**MATERIAL PROVIDED**

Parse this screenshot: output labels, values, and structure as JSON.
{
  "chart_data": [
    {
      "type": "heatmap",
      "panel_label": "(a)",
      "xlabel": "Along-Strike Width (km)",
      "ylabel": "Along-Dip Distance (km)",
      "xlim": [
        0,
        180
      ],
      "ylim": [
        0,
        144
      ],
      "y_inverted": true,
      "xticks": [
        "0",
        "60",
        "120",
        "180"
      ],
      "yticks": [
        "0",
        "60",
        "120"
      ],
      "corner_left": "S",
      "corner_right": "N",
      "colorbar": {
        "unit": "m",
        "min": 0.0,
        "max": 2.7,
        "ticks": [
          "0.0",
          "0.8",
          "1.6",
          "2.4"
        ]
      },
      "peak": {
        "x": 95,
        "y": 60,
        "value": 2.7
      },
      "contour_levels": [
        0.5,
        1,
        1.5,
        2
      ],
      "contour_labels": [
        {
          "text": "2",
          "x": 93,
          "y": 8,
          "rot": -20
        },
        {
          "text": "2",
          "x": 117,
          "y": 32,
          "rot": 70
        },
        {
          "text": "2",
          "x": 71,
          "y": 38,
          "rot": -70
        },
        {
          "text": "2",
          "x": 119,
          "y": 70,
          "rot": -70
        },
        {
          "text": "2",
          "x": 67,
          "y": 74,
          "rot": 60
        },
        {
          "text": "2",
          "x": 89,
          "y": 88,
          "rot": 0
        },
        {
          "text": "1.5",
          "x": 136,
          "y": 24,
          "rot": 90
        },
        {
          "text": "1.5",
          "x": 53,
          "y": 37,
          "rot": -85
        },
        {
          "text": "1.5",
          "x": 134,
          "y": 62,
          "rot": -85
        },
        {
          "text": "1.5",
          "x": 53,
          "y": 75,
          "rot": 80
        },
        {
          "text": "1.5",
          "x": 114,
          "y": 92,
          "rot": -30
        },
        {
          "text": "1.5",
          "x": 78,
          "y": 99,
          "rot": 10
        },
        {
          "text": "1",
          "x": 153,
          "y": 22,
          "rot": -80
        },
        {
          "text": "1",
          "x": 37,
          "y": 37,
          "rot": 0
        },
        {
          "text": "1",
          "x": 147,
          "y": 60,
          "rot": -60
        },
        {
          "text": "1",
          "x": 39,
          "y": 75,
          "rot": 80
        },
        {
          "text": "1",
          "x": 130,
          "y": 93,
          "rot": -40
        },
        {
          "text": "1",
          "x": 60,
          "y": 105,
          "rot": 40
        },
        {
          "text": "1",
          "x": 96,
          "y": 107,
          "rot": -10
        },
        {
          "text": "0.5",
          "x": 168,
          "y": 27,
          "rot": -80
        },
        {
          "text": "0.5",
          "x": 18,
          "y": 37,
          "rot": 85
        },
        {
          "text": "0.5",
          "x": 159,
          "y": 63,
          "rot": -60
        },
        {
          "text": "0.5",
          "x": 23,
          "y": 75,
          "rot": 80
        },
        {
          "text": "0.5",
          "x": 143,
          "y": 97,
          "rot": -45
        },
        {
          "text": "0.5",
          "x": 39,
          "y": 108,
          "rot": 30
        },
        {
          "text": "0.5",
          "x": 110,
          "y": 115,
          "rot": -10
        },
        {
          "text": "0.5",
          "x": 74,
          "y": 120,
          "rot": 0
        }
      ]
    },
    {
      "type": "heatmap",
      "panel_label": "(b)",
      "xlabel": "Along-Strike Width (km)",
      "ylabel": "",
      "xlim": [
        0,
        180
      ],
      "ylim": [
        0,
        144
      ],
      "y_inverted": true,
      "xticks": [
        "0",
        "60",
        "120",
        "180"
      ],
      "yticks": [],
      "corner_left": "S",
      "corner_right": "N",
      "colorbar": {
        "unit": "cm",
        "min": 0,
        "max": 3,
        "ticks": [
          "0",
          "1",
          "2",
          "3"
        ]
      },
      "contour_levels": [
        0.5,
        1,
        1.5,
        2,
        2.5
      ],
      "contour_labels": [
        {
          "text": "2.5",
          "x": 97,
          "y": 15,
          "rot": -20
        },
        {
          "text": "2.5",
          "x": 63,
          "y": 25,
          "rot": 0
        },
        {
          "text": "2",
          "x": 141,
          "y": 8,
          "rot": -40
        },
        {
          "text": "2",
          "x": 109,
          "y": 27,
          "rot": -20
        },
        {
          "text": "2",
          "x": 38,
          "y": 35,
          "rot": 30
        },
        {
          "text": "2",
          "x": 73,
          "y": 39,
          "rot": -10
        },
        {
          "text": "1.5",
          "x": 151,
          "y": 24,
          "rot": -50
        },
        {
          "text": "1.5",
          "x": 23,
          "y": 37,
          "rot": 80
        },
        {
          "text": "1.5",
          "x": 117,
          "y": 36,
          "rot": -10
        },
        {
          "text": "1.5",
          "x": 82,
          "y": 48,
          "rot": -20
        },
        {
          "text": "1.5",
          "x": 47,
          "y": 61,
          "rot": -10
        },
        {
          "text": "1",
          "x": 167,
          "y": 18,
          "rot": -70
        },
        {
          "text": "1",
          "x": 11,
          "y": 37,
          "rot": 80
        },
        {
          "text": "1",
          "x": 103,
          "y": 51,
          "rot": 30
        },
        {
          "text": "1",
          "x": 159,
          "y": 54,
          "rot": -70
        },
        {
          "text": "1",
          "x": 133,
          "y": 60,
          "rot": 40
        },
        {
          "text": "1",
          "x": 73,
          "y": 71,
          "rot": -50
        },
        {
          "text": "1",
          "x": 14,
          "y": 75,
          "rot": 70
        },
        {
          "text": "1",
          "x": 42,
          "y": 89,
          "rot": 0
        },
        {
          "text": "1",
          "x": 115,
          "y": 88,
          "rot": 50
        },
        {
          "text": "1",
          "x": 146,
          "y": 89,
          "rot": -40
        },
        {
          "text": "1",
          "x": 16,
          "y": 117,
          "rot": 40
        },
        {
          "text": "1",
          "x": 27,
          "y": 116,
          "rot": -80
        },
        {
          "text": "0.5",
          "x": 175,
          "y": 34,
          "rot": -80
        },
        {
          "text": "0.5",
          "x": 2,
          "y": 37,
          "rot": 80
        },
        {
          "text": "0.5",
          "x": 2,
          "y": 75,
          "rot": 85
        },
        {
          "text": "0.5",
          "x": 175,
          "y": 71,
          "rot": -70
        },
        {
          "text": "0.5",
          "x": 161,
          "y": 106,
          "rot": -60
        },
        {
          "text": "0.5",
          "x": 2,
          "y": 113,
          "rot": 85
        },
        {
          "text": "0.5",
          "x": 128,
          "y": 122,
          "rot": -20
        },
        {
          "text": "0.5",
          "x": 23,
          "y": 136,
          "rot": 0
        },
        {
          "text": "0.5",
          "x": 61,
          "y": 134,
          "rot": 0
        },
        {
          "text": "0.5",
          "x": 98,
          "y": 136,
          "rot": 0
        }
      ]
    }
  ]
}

**DIRECTION**
Output all records verbatim.

**OUTPUT FOR THIS EXERCISE**
Parse this screenshot: output labels, values, and structure as JSON.
{
  "chart_data": [
    {
      "type": "heatmap",
      "panel_label": "(a)",
      "xlabel": "Along-Strike Width (km)",
      "ylabel": "Along-Dip Distance (km)",
      "xlim": [
        0,
        180
      ],
      "ylim": [
        0,
        144
      ],
      "y_inverted": true,
      "xticks": [
        "0",
        "60",
        "120",
        "180"
      ],
      "yticks": [
        "0",
        "60",
        "120"
      ],
      "corner_left": "S",
      "corner_right": "N",
      "colorbar": {
        "unit": "m",
        "min": 0.0,
        "max": 2.7,
        "ticks": [
          "0.0",
          "0.8",
          "1.6",
          "2.4"
        ]
      },
      "peak": {
        "x": 95,
        "y": 60,
        "value": 2.7
      },
      "contour_levels": [
        0.5,
        1,
        1.5,
        2
      ],
      "contour_labels": [
        {
          "text": "2",
          "x": 93,
          "y": 8,
          "rot": -20
        },
        {
          "text": "2",
          "x": 117,
          "y": 32,
          "rot": 70
        },
        {
          "text": "2",
          "x": 71,
          "y": 38,
          "rot": -70
        },
        {
          "text": "2",
          "x": 119,
          "y": 70,
          "rot": -70
        },
        {
          "text": "2",
          "x": 67,
          "y": 74,
          "rot": 60
        },
        {
          "text": "2",
          "x": 89,
          "y": 88,
          "rot": 0
        },
        {
          "text": "1.5",
          "x": 136,
          "y": 24,
          "rot": 90
        },
        {
          "text": "1.5",
          "x": 53,
          "y": 37,
          "rot": -85
        },
        {
          "text": "1.5",
          "x": 134,
          "y": 62,
          "rot": -85
        },
        {
          "text": "1.5",
          "x": 53,
          "y": 75,
          "rot": 80
        },
        {
          "text": "1.5",
          "x": 114,
          "y": 92,
          "rot": -30
        },
        {
          "text": "1.5",
          "x": 78,
          "y": 99,
          "rot": 10
        },
        {
          "text": "1",
          "x": 153,
          "y": 22,
          "rot": -80
        },
        {
          "text": "1",
          "x": 37,
          "y": 37,
          "rot": 0
        },
        {
          "text": "1",
          "x": 147,
          "y": 60,
          "rot": -60
        },
        {
          "text": "1",
          "x": 39,
          "y": 75,
          "rot": 80
        },
        {
          "text": "1",
          "x": 130,
          "y": 93,
          "rot": -40
        },
        {
          "text": "1",
          "x": 60,
          "y": 105,
          "rot": 40
        },
        {
          "text": "1",
          "x": 96,
          "y": 107,
          "rot": -10
        },
        {
          "text": "0.5",
          "x": 168,
          "y": 27,
          "rot": -80
        },
        {
          "text": "0.5",
          "x": 18,
          "y": 37,
          "rot": 85
        },
        {
          "text": "0.5",
          "x": 159,
          "y": 63,
          "rot": -60
        },
        {
          "text": "0.5",
          "x": 23,
          "y": 75,
          "rot": 80
        },
        {
          "text": "0.5",
          "x": 143,
          "y": 97,
          "rot": -45
        },
        {
          "text": "0.5",
          "x": 39,
          "y": 108,
          "rot": 30
        },
        {
          "text": "0.5",
          "x": 110,
          "y": 115,
          "rot": -10
        },
        {
          "text": "0.5",
          "x": 74,
          "y": 120,
          "rot": 0
        }
      ]
    },
    {
      "type": "heatmap",
      "panel_label": "(b)",
      "xlabel": "Along-Strike Width (km)",
      "ylabel": "",
      "xlim": [
        0,
        180
      ],
      "ylim": [
        0,
        144
      ],
      "y_inverted": true,
      "xticks": [
        "0",
        "60",
        "120",
        "180"
      ],
      "yticks": [],
      "corner_left": "S",
      "corner_right": "N",
      "colorbar": {
        "unit": "cm",
        "min": 0,
        "max": 3,
        "ticks": [
          "0",
          "1",
          "2",
          "3"
        ]
      },
      "contour_levels": [
        0.5,
        1,
        1.5,
        2,
        2.5
      ],
      "contour_labels": [
        {
          "text": "2.5",
          "x": 97,
          "y": 15,
          "rot": -20
        },
        {
          "text": "2.5",
          "x": 63,
          "y": 25,
          "rot": 0
        },
        {
          "text": "2",
          "x": 141,
          "y": 8,
          "rot": -40
        },
        {
          "text": "2",
          "x": 109,
          "y": 27,
          "rot": -20
        },
        {
          "text": "2",
          "x": 38,
          "y": 35,
          "rot": 30
        },
        {
          "text": "2",
          "x": 73,
          "y": 39,
          "rot": -10
        },
        {
          "text": "1.5",
          "x": 151,
          "y": 24,
          "rot": -50
        },
        {
          "text": "1.5",
          "x": 23,
          "y": 37,
          "rot": 80
        },
        {
          "text": "1.5",
          "x": 117,
          "y": 36,
          "rot": -10
        },
        {
          "text": "1.5",
          "x": 82,
          "y": 48,
          "rot": -20
        },
        {
          "text": "1.5",
          "x": 47,
          "y": 61,
          "rot": -10
        },
        {
          "text": "1",
          "x": 167,
          "y": 18,
          "rot": -70
        },
        {
          "text": "1",
          "x": 11,
          "y": 37,
          "rot": 80
        },
        {
          "text": "1",
          "x": 103,
          "y": 51,
          "rot": 30
        },
        {
          "text": "1",
          "x": 159,
          "y": 54,
          "rot": -70
        },
        {
          "text": "1",
          "x": 133,
          "y": 60,
          "rot": 40
        },
        {
          "text": "1",
          "x": 73,
          "y": 71,
          "rot": -50
        },
        {
          "text": "1",
          "x": 14,
          "y": 75,
          "rot": 70
        },
        {
          "text": "1",
          "x": 42,
          "y": 89,
          "rot": 0
        },
        {
          "text": "1",
          "x": 115,
          "y": 88,
          "rot": 50
        },
        {
          "text": "1",
          "x": 146,
          "y": 89,
          "rot": -40
        },
        {
          "text": "1",
          "x": 16,
          "y": 117,
          "rot": 40
        },
        {
          "text": "1",
          "x": 27,
          "y": 116,
          "rot": -80
        },
        {
          "text": "0.5",
          "x": 175,
          "y": 34,
          "rot": -80
        },
        {
          "text": "0.5",
          "x": 2,
          "y": 37,
          "rot": 80
        },
        {
          "text": "0.5",
          "x": 2,
          "y": 75,
          "rot": 85
        },
        {
          "text": "0.5",
          "x": 175,
          "y": 71,
          "rot": -70
        },
        {
          "text": "0.5",
          "x": 161,
          "y": 106,
          "rot": -60
        },
        {
          "text": "0.5",
          "x": 2,
          "y": 113,
          "rot": 85
        },
        {
          "text": "0.5",
          "x": 128,
          "y": 122,
          "rot": -20
        },
        {
          "text": "0.5",
          "x": 23,
          "y": 136,
          "rot": 0
        },
        {
          "text": "0.5",
          "x": 61,
          "y": 134,
          "rot": 0
        },
        {
          "text": "0.5",
          "x": 98,
          "y": 136,
          "rot": 0
        }
      ]
    }
  ]
}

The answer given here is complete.